• Records provided:
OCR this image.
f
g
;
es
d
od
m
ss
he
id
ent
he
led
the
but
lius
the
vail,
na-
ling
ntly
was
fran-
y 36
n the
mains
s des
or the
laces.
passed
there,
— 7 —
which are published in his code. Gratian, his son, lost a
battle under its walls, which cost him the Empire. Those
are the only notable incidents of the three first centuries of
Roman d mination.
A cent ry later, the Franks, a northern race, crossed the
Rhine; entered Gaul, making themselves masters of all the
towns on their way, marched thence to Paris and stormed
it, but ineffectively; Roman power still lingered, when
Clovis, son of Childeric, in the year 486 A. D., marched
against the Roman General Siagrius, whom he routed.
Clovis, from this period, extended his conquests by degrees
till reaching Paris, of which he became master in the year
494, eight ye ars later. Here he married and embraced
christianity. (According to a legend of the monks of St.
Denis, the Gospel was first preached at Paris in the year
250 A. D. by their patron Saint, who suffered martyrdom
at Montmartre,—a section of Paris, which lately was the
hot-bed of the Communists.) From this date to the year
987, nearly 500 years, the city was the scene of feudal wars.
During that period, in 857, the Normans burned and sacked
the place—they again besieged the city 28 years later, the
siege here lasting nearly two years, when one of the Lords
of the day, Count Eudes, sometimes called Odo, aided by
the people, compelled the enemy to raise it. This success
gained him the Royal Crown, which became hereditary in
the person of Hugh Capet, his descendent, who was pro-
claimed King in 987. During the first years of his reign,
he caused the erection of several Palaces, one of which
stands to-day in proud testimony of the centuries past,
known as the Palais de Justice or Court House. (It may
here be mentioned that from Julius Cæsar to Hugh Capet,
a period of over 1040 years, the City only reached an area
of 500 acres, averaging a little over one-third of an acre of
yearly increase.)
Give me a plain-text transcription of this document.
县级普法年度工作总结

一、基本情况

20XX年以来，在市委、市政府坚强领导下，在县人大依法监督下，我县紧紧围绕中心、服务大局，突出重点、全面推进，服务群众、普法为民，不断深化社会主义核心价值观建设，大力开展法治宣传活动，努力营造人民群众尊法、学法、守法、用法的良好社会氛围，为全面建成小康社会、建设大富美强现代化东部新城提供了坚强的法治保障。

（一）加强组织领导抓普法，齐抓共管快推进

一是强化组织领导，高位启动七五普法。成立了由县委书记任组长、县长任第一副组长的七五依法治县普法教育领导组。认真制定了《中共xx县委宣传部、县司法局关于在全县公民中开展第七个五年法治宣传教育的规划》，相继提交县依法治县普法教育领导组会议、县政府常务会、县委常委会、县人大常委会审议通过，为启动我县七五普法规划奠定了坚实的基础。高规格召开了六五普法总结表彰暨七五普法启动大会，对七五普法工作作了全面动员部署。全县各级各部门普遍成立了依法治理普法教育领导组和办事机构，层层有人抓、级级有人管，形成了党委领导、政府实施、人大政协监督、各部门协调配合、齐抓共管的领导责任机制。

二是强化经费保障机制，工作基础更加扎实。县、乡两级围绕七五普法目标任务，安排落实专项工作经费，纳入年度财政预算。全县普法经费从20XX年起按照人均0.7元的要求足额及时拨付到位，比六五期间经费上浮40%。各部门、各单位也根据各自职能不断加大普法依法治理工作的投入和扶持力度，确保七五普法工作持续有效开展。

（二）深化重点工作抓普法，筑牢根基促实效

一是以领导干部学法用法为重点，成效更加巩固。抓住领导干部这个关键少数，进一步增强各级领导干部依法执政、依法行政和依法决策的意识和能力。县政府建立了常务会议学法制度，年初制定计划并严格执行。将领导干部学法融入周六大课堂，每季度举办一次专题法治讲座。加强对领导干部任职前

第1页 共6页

• Exercise: Repeat the entries exactly, all of them.

• Reply:
OCR this image.
f
g
;
es
d
od
m
ss
he
id
ent
he
led
the
but
lius
the
vail,
na-
ling
ntly
was
fran-
y 36
n the
mains
s des
or the
laces.
passed
there,
— 7 —
which are published in his code. Gratian, his son, lost a
battle under its walls, which cost him the Empire. Those
are the only notable incidents of the three first centuries of
Roman d mination.
A cent ry later, the Franks, a northern race, crossed the
Rhine; entered Gaul, making themselves masters of all the
towns on their way, marched thence to Paris and stormed
it, but ineffectively; Roman power still lingered, when
Clovis, son of Childeric, in the year 486 A. D., marched
against the Roman General Siagrius, whom he routed.
Clovis, from this period, extended his conquests by degrees
till reaching Paris, of which he became master in the year
494, eight ye ars later. Here he married and embraced
christianity. (According to a legend of the monks of St.
Denis, the Gospel was first preached at Paris in the year
250 A. D. by their patron Saint, who suffered martyrdom
at Montmartre,—a section of Paris, which lately was the
hot-bed of the Communists.) From this date to the year
987, nearly 500 years, the city was the scene of feudal wars.
During that period, in 857, the Normans burned and sacked
the place—they again besieged the city 28 years later, the
siege here lasting nearly two years, when one of the Lords
of the day, Count Eudes, sometimes called Odo, aided by
the people, compelled the enemy to raise it. This success
gained him the Royal Crown, which became hereditary in
the person of Hugh Capet, his descendent, who was pro-
claimed King in 987. During the first years of his reign,
he caused the erection of several Palaces, one of which
stands to-day in proud testimony of the centuries past,
known as the Palais de Justice or Court House. (It may
here be mentioned that from Julius Cæsar to Hugh Capet,
a period of over 1040 years, the City only reached an area
of 500 acres, averaging a little over one-third of an acre of
yearly increase.)
Give me a plain-text transcription of this document.
县级普法年度工作总结

一、基本情况

20XX年以来，在市委、市政府坚强领导下，在县人大依法监督下，我县紧紧围绕中心、服务大局，突出重点、全面推进，服务群众、普法为民，不断深化社会主义核心价值观建设，大力开展法治宣传活动，努力营造人民群众尊法、学法、守法、用法的良好社会氛围，为全面建成小康社会、建设大富美强现代化东部新城提供了坚强的法治保障。

（一）加强组织领导抓普法，齐抓共管快推进

一是强化组织领导，高位启动七五普法。成立了由县委书记任组长、县长任第一副组长的七五依法治县普法教育领导组。认真制定了《中共xx县委宣传部、县司法局关于在全县公民中开展第七个五年法治宣传教育的规划》，相继提交县依法治县普法教育领导组会议、县政府常务会、县委常委会、县人大常委会审议通过，为启动我县七五普法规划奠定了坚实的基础。高规格召开了六五普法总结表彰暨七五普法启动大会，对七五普法工作作了全面动员部署。全县各级各部门普遍成立了依法治理普法教育领导组和办事机构，层层有人抓、级级有人管，形成了党委领导、政府实施、人大政协监督、各部门协调配合、齐抓共管的领导责任机制。

二是强化经费保障机制，工作基础更加扎实。县、乡两级围绕七五普法目标任务，安排落实专项工作经费，纳入年度财政预算。全县普法经费从20XX年起按照人均0.7元的要求足额及时拨付到位，比六五期间经费上浮40%。各部门、各单位也根据各自职能不断加大普法依法治理工作的投入和扶持力度，确保七五普法工作持续有效开展。

（二）深化重点工作抓普法，筑牢根基促实效

一是以领导干部学法用法为重点，成效更加巩固。抓住领导干部这个关键少数，进一步增强各级领导干部依法执政、依法行政和依法决策的意识和能力。县政府建立了常务会议学法制度，年初制定计划并严格执行。将领导干部学法融入周六大课堂，每季度举办一次专题法治讲座。加强对领导干部任职前

第1页 共6页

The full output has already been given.